-- Objective --
Quote the records that follow in full and exactly; leave out the pictures.

::::

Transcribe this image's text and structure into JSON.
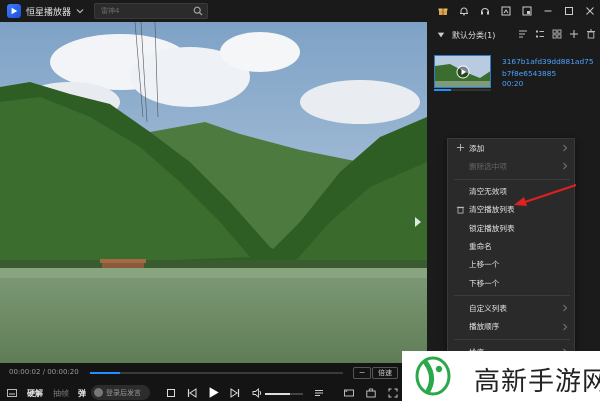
{
  "window": {
    "app_title": "恒星播放器",
    "search_placeholder": "雷神4"
  },
  "titlebar_icons": [
    "gift-icon",
    "bell-icon",
    "headset-icon",
    "screenshot-icon",
    "mini-mode-icon",
    "minimize-icon",
    "maximize-icon",
    "close-icon"
  ],
  "playlist": {
    "title": "默认分类(1)",
    "items": [
      {
        "name": "3167b1afd39dd881ad75b7f8e6543885",
        "duration": "00:20",
        "progress": 0.3
      }
    ]
  },
  "context_menu": {
    "items": [
      {
        "label": "添加",
        "disabled": false,
        "submenu": true
      },
      {
        "label": "删除选中项",
        "disabled": true,
        "submenu": true
      },
      {
        "label": "清空无效项",
        "disabled": false,
        "submenu": false
      },
      {
        "label": "清空播放列表",
        "disabled": false,
        "submenu": false
      },
      {
        "label": "锁定播放列表",
        "disabled": false,
        "submenu": false
      },
      {
        "label": "重命名",
        "disabled": false,
        "submenu": false
      },
      {
        "label": "上移一个",
        "disabled": false,
        "submenu": false
      },
      {
        "label": "下移一个",
        "disabled": false,
        "submenu": false
      },
      {
        "label": "自定义列表",
        "disabled": false,
        "submenu": true
      },
      {
        "label": "播放顺序",
        "disabled": false,
        "submenu": true
      },
      {
        "label": "排序",
        "disabled": false,
        "submenu": true
      }
    ]
  },
  "controls": {
    "time": "00:00:02 / 00:00:20",
    "progress": 0.12,
    "speed_minus": "−",
    "speed_label": "倍速",
    "hwdec_label": "硬解",
    "danmaku_label": "抽帧",
    "dan_label": "弹",
    "danmaku_placeholder": "登录后发言",
    "volume": 0.65
  },
  "watermark": {
    "text": "高新手游网"
  },
  "colors": {
    "accent": "#1e90ff",
    "playlist_text": "#4aa3ff",
    "annotation_arrow": "#e02020"
  }
}
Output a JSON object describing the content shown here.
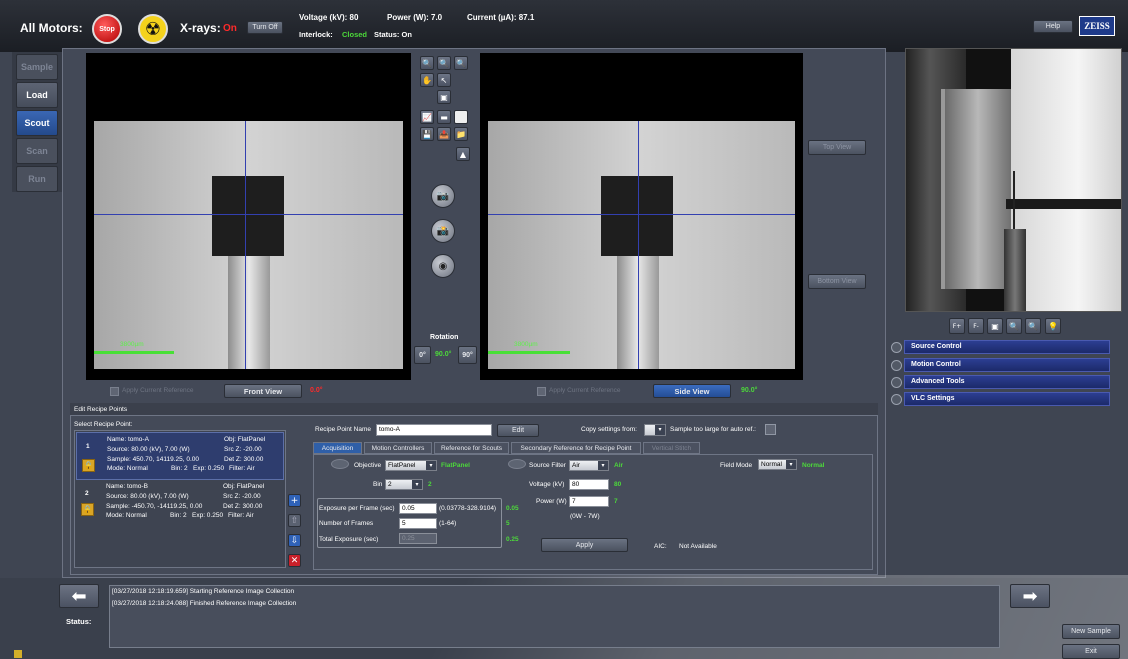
{
  "header": {
    "all_motors_label": "All Motors:",
    "stop_label": "Stop",
    "xrays_label": "X-rays:",
    "xrays_state": "On",
    "turn_off_label": "Turn Off",
    "voltage_label": "Voltage (kV): 80",
    "power_label": "Power (W): 7.0",
    "current_label": "Current (µA): 87.1",
    "interlock_label": "Interlock:",
    "interlock_value": "Closed",
    "status_label": "Status: On",
    "help_label": "Help",
    "brand": "ZEISS"
  },
  "nav": {
    "sample": "Sample",
    "load": "Load",
    "scout": "Scout",
    "scan": "Scan",
    "run": "Run"
  },
  "viewers": {
    "left_scale": "3800µm",
    "right_scale": "3800µm",
    "apply_left": "Apply Current Reference",
    "front_view": "Front View",
    "front_angle": "0.0°",
    "apply_right": "Apply Current Reference",
    "side_view": "Side View",
    "side_angle": "90.0°",
    "top_view": "Top View",
    "bottom_view": "Bottom View"
  },
  "rotation": {
    "label": "Rotation",
    "btn_0": "0°",
    "value": "90.0°",
    "btn_90": "90°"
  },
  "camera_buttons": [
    "F+",
    "F-"
  ],
  "panels": [
    "Source Control",
    "Motion Control",
    "Advanced Tools",
    "VLC Settings"
  ],
  "recipe": {
    "section_title": "Edit Recipe Points",
    "select_label": "Select Recipe Point:",
    "points": [
      {
        "index": "1",
        "name": "Name: tomo-A",
        "obj": "Obj: FlatPanel",
        "source": "Source: 80.00 (kV), 7.00 (W)",
        "src_z": "Src Z: -20.00",
        "sample": "Sample: 450.70, 14119.25, 0.00",
        "det_z": "Det Z: 300.00",
        "mode": "Mode: Normal",
        "bin": "Bin: 2",
        "exp": "Exp: 0.250",
        "filter": "Filter: Air"
      },
      {
        "index": "2",
        "name": "Name: tomo-B",
        "obj": "Obj: FlatPanel",
        "source": "Source: 80.00 (kV), 7.00 (W)",
        "src_z": "Src Z: -20.00",
        "sample": "Sample: -450.70, -14119.25, 0.00",
        "det_z": "Det Z: 300.00",
        "mode": "Mode: Normal",
        "bin": "Bin: 2",
        "exp": "Exp: 0.250",
        "filter": "Filter: Air"
      }
    ],
    "point_name_label": "Recipe Point Name",
    "point_name_value": "tomo-A",
    "edit_label": "Edit",
    "copy_label": "Copy settings from:",
    "too_large_label": "Sample too large for auto ref.:",
    "tabs": [
      "Acquisition",
      "Motion Controllers",
      "Reference for Scouts",
      "Secondary Reference for Recipe Point",
      "Vertical Stitch"
    ],
    "objective_label": "Objective",
    "objective_value": "FlatPanel",
    "objective_status": "FlatPanel",
    "bin_label": "Bin",
    "bin_value": "2",
    "bin_status": "2",
    "source_filter_label": "Source Filter",
    "source_filter_value": "Air",
    "source_filter_status": "Air",
    "field_mode_label": "Field Mode",
    "field_mode_value": "Normal",
    "field_mode_status": "Normal",
    "voltage_label": "Voltage (kV)",
    "voltage_value": "80",
    "voltage_status": "80",
    "power_label": "Power (W)",
    "power_value": "7",
    "power_status": "7",
    "power_range": "(0W - 7W)",
    "exposure_label": "Exposure per Frame (sec)",
    "exposure_value": "0.05",
    "exposure_range": "(0.03778-328.9104)",
    "exposure_status": "0.05",
    "frames_label": "Number of Frames",
    "frames_value": "5",
    "frames_range": "(1-64)",
    "frames_status": "5",
    "total_label": "Total Exposure (sec)",
    "total_value": "0.25",
    "total_status": "0.25",
    "apply_label": "Apply",
    "aic_label": "AIC:",
    "aic_value": "Not Available"
  },
  "log": {
    "line1": "[03/27/2018 12:18:19.659] Starting Reference Image Collection",
    "line2": "[03/27/2018 12:18:24.088] Finished Reference Image Collection",
    "status_label": "Status:"
  },
  "footer": {
    "new_sample": "New Sample",
    "exit": "Exit"
  }
}
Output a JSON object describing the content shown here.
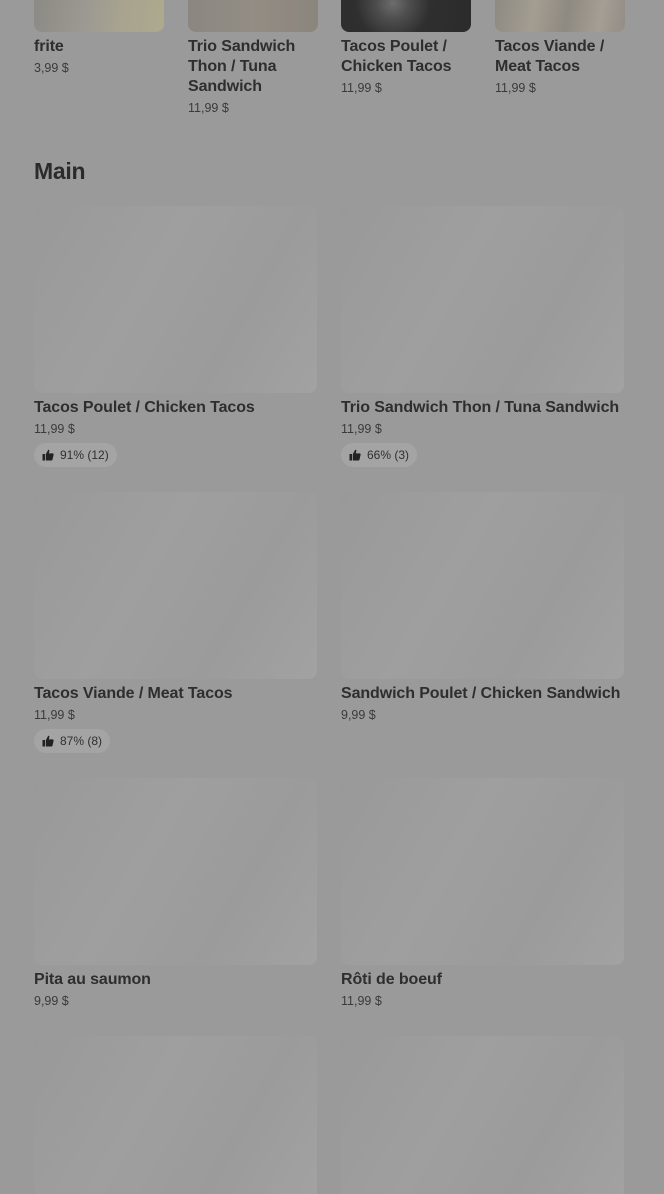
{
  "featured": [
    {
      "name": "frite",
      "price": "3,99 $",
      "thumb": "fries-photo"
    },
    {
      "name": "Trio Sandwich Thon / Tuna Sandwich",
      "price": "11,99 $",
      "thumb": "sandwich-photo"
    },
    {
      "name": "Tacos Poulet / Chicken Tacos",
      "price": "11,99 $",
      "thumb": "chicken-tacos-photo"
    },
    {
      "name": "Tacos Viande / Meat Tacos",
      "price": "11,99 $",
      "thumb": "meat-tacos-photo"
    }
  ],
  "section": {
    "title": "Main"
  },
  "items": [
    {
      "name": "Tacos Poulet / Chicken Tacos",
      "price": "11,99 $",
      "rating": "91% (12)",
      "rating_icon": "thumbs-up-icon"
    },
    {
      "name": "Trio Sandwich Thon / Tuna Sandwich",
      "price": "11,99 $",
      "rating": "66% (3)",
      "rating_icon": "thumbs-up-icon"
    },
    {
      "name": "Tacos Viande / Meat Tacos",
      "price": "11,99 $",
      "rating": "87% (8)",
      "rating_icon": "thumbs-up-icon"
    },
    {
      "name": "Sandwich Poulet / Chicken Sandwich",
      "price": "9,99 $"
    },
    {
      "name": "Pita au saumon",
      "price": "9,99 $"
    },
    {
      "name": "Rôti de boeuf",
      "price": "11,99 $"
    }
  ]
}
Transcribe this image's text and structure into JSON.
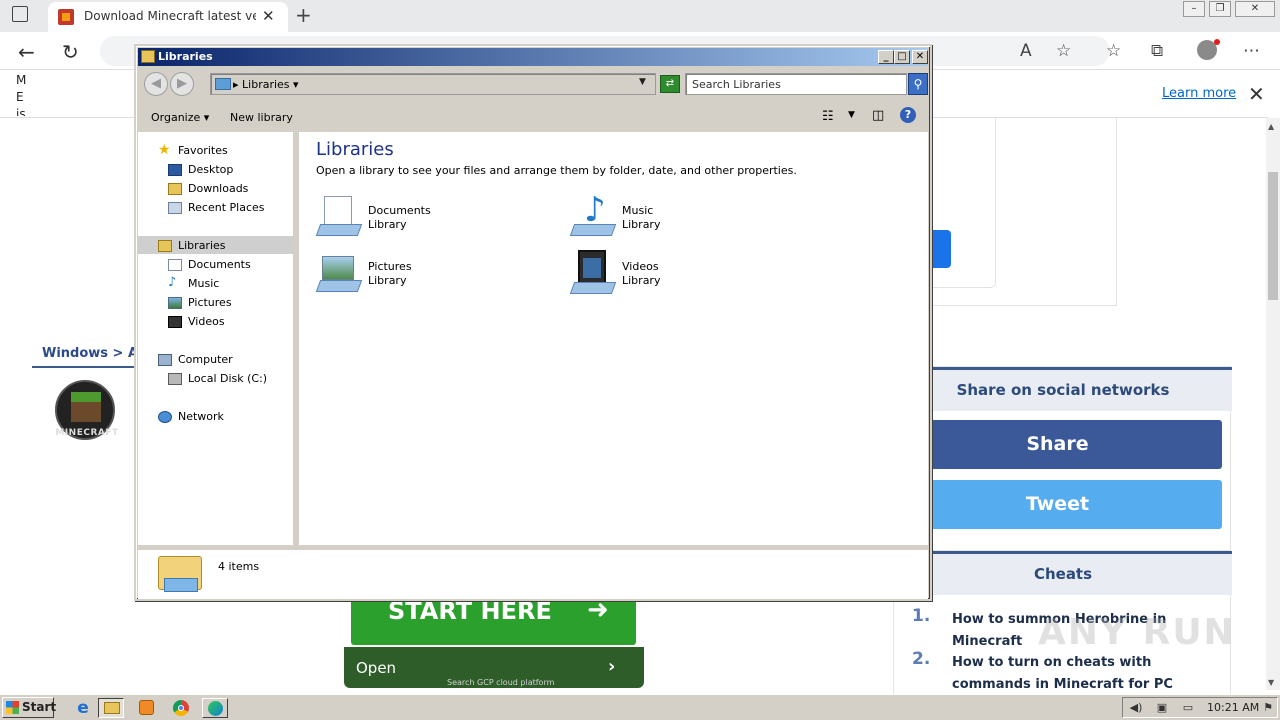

::::

-- Response --
Transcribe this image's text and structure into JSON.
{
  "window": {
    "app_title": "恒星播放器",
    "search_placeholder": "雷神4"
  },
  "titlebar_icons": [
    "gift-icon",
    "bell-icon",
    "headset-icon",
    "screenshot-icon",
    "mini-mode-icon",
    "minimize-icon",
    "maximize-icon",
    "close-icon"
  ],
  "playlist": {
    "title": "默认分类(1)",
    "items": [
      {
        "name": "3167b1afd39dd881ad75b7f8e6543885",
        "duration": "00:20",
        "progress": 0.3
      }
    ]
  },
  "context_menu": {
    "items": [
      {
        "label": "添加",
        "disabled": false,
        "submenu": true
      },
      {
        "label": "删除选中项",
        "disabled": true,
        "submenu": true
      },
      {
        "label": "清空无效项",
        "disabled": false,
        "submenu": false
      },
      {
        "label": "清空播放列表",
        "disabled": false,
        "submenu": false
      },
      {
        "label": "锁定播放列表",
        "disabled": false,
        "submenu": false
      },
      {
        "label": "重命名",
        "disabled": false,
        "submenu": false
      },
      {
        "label": "上移一个",
        "disabled": false,
        "submenu": false
      },
      {
        "label": "下移一个",
        "disabled": false,
        "submenu": false
      },
      {
        "label": "自定义列表",
        "disabled": false,
        "submenu": true
      },
      {
        "label": "播放顺序",
        "disabled": false,
        "submenu": true
      },
      {
        "label": "排序",
        "disabled": false,
        "submenu": true
      }
    ]
  },
  "controls": {
    "time": "00:00:02 / 00:00:20",
    "progress": 0.12,
    "speed_minus": "−",
    "speed_label": "倍速",
    "hwdec_label": "硬解",
    "danmaku_label": "抽帧",
    "dan_label": "弹",
    "danmaku_placeholder": "登录后发言",
    "volume": 0.65
  },
  "watermark": {
    "text": "高新手游网"
  },
  "colors": {
    "accent": "#1e90ff",
    "playlist_text": "#4aa3ff",
    "annotation_arrow": "#e02020"
  }
}
Output a JSON object describing the content shown here.
{
  "header": {
    "all_motors_label": "All Motors:",
    "stop_label": "Stop",
    "xrays_label": "X-rays:",
    "xrays_state": "On",
    "turn_off_label": "Turn Off",
    "voltage_label": "Voltage (kV): 80",
    "power_label": "Power (W): 7.0",
    "current_label": "Current (µA): 87.1",
    "interlock_label": "Interlock:",
    "interlock_value": "Closed",
    "status_label": "Status: On",
    "help_label": "Help",
    "brand": "ZEISS"
  },
  "nav": {
    "sample": "Sample",
    "load": "Load",
    "scout": "Scout",
    "scan": "Scan",
    "run": "Run"
  },
  "viewers": {
    "left_scale": "3800µm",
    "right_scale": "3800µm",
    "apply_left": "Apply Current Reference",
    "front_view": "Front View",
    "front_angle": "0.0°",
    "apply_right": "Apply Current Reference",
    "side_view": "Side View",
    "side_angle": "90.0°",
    "top_view": "Top View",
    "bottom_view": "Bottom View"
  },
  "rotation": {
    "label": "Rotation",
    "btn_0": "0°",
    "value": "90.0°",
    "btn_90": "90°"
  },
  "camera_buttons": [
    "F+",
    "F-"
  ],
  "panels": [
    "Source Control",
    "Motion Control",
    "Advanced Tools",
    "VLC Settings"
  ],
  "recipe": {
    "section_title": "Edit Recipe Points",
    "select_label": "Select Recipe Point:",
    "points": [
      {
        "index": "1",
        "name": "Name: tomo-A",
        "obj": "Obj: FlatPanel",
        "source": "Source: 80.00 (kV), 7.00 (W)",
        "src_z": "Src Z: -20.00",
        "sample": "Sample: 450.70, 14119.25, 0.00",
        "det_z": "Det Z: 300.00",
        "mode": "Mode: Normal",
        "bin": "Bin: 2",
        "exp": "Exp: 0.250",
        "filter": "Filter: Air"
      },
      {
        "index": "2",
        "name": "Name: tomo-B",
        "obj": "Obj: FlatPanel",
        "source": "Source: 80.00 (kV), 7.00 (W)",
        "src_z": "Src Z: -20.00",
        "sample": "Sample: -450.70, -14119.25, 0.00",
        "det_z": "Det Z: 300.00",
        "mode": "Mode: Normal",
        "bin": "Bin: 2",
        "exp": "Exp: 0.250",
        "filter": "Filter: Air"
      }
    ],
    "point_name_label": "Recipe Point Name",
    "point_name_value": "tomo-A",
    "edit_label": "Edit",
    "copy_label": "Copy settings from:",
    "too_large_label": "Sample too large for auto ref.:",
    "tabs": [
      "Acquisition",
      "Motion Controllers",
      "Reference for Scouts",
      "Secondary Reference for Recipe Point",
      "Vertical Stitch"
    ],
    "objective_label": "Objective",
    "objective_value": "FlatPanel",
    "objective_status": "FlatPanel",
    "bin_label": "Bin",
    "bin_value": "2",
    "bin_status": "2",
    "source_filter_label": "Source Filter",
    "source_filter_value": "Air",
    "source_filter_status": "Air",
    "field_mode_label": "Field Mode",
    "field_mode_value": "Normal",
    "field_mode_status": "Normal",
    "voltage_label": "Voltage (kV)",
    "voltage_value": "80",
    "voltage_status": "80",
    "power_label": "Power (W)",
    "power_value": "7",
    "power_status": "7",
    "power_range": "(0W - 7W)",
    "exposure_label": "Exposure per Frame (sec)",
    "exposure_value": "0.05",
    "exposure_range": "(0.03778-328.9104)",
    "exposure_status": "0.05",
    "frames_label": "Number of Frames",
    "frames_value": "5",
    "frames_range": "(1-64)",
    "frames_status": "5",
    "total_label": "Total Exposure (sec)",
    "total_value": "0.25",
    "total_status": "0.25",
    "apply_label": "Apply",
    "aic_label": "AIC:",
    "aic_value": "Not Available"
  },
  "log": {
    "line1": "[03/27/2018 12:18:19.659] Starting Reference Image Collection",
    "line2": "[03/27/2018 12:18:24.088] Finished Reference Image Collection",
    "status_label": "Status:"
  },
  "footer": {
    "new_sample": "New Sample",
    "exit": "Exit"
  }
}
Output a JSON object describing the content shown here.
{
  "featured": [
    {
      "name": "frite",
      "price": "3,99 $",
      "thumb": "fries-photo"
    },
    {
      "name": "Trio Sandwich Thon / Tuna Sandwich",
      "price": "11,99 $",
      "thumb": "sandwich-photo"
    },
    {
      "name": "Tacos Poulet / Chicken Tacos",
      "price": "11,99 $",
      "thumb": "chicken-tacos-photo"
    },
    {
      "name": "Tacos Viande / Meat Tacos",
      "price": "11,99 $",
      "thumb": "meat-tacos-photo"
    }
  ],
  "section": {
    "title": "Main"
  },
  "items": [
    {
      "name": "Tacos Poulet / Chicken Tacos",
      "price": "11,99 $",
      "rating": "91% (12)",
      "rating_icon": "thumbs-up-icon"
    },
    {
      "name": "Trio Sandwich Thon / Tuna Sandwich",
      "price": "11,99 $",
      "rating": "66% (3)",
      "rating_icon": "thumbs-up-icon"
    },
    {
      "name": "Tacos Viande / Meat Tacos",
      "price": "11,99 $",
      "rating": "87% (8)",
      "rating_icon": "thumbs-up-icon"
    },
    {
      "name": "Sandwich Poulet / Chicken Sandwich",
      "price": "9,99 $"
    },
    {
      "name": "Pita au saumon",
      "price": "9,99 $"
    },
    {
      "name": "Rôti de boeuf",
      "price": "11,99 $"
    }
  ]
}
Transcribe this image's text and structure into JSON.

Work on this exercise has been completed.